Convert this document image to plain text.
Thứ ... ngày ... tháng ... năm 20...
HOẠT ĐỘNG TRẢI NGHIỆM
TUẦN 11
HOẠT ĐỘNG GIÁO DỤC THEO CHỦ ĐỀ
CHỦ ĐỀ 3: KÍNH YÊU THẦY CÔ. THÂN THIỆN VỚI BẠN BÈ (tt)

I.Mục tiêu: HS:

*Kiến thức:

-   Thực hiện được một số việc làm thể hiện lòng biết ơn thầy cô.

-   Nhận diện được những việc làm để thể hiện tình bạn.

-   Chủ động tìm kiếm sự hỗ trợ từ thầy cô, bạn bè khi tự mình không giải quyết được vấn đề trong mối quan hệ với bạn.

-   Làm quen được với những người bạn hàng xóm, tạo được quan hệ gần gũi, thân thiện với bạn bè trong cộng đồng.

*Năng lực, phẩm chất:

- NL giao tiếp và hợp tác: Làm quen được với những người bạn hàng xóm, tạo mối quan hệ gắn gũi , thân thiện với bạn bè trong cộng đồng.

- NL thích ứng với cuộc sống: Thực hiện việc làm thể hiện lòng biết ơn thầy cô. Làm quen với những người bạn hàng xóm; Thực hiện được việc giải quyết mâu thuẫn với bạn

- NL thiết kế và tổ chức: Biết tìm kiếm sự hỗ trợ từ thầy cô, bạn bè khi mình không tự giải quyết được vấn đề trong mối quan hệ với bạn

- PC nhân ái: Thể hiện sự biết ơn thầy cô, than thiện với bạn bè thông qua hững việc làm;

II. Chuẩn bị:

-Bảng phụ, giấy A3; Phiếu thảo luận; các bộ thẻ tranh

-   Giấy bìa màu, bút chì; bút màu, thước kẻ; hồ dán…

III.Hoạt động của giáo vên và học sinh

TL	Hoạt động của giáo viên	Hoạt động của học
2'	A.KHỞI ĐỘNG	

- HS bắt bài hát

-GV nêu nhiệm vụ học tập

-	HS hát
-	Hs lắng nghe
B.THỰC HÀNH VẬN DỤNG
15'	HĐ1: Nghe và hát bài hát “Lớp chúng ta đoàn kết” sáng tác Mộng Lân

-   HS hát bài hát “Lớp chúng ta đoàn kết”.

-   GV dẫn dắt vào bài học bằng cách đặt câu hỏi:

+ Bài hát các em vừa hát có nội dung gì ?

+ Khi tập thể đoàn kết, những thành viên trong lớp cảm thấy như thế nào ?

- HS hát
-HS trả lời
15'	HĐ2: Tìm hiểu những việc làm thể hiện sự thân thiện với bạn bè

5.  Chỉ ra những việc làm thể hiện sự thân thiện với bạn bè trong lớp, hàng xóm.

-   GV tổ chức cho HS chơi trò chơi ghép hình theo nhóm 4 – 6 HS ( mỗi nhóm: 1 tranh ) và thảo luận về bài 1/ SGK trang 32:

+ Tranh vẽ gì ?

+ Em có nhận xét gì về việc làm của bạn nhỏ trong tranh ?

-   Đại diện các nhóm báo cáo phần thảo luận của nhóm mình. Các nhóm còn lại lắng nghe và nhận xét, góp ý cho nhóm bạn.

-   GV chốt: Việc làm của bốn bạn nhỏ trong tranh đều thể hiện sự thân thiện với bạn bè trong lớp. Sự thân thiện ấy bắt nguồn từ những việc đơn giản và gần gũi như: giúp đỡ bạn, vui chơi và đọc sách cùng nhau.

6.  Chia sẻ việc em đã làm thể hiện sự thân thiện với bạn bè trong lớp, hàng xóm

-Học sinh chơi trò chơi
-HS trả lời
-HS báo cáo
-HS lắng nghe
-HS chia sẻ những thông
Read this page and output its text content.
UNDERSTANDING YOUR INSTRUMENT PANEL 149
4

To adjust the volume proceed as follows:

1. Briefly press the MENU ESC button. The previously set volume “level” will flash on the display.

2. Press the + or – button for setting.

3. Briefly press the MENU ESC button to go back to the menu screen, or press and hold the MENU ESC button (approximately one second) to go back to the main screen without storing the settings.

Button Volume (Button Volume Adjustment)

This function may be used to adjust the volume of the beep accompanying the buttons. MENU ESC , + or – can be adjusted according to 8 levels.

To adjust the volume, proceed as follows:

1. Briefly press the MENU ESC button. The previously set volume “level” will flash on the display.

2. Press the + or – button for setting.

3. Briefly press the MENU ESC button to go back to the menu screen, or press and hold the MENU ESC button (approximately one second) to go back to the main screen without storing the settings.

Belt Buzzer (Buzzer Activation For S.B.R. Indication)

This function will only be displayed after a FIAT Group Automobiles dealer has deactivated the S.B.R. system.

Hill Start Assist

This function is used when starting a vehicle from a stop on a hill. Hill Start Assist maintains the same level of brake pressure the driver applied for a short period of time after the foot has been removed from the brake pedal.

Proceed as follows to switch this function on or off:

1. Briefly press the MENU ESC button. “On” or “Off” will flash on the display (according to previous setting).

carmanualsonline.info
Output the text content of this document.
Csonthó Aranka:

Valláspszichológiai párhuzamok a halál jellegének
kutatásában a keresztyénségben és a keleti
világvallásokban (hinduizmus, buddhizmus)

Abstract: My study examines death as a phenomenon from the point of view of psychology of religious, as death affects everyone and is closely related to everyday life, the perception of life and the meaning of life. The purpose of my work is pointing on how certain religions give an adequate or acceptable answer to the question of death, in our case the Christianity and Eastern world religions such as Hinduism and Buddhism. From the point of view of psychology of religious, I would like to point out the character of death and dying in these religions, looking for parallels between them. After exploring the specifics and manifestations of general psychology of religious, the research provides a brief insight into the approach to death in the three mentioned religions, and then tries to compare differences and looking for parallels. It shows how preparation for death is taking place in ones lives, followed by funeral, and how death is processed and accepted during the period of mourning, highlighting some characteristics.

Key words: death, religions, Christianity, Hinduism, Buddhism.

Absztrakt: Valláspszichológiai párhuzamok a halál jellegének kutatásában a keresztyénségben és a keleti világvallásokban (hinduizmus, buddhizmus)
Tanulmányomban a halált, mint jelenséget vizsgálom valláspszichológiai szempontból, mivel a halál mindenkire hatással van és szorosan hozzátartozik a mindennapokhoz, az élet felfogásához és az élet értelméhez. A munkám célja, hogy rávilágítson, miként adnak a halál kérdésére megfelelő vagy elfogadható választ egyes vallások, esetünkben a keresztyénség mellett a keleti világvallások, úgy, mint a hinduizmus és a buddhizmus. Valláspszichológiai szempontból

◇ ◇ ◇

**What you are asked to do**
Considering only the records above, state the number of lines that include the word "religions", with nothing added.

**Written solution**
2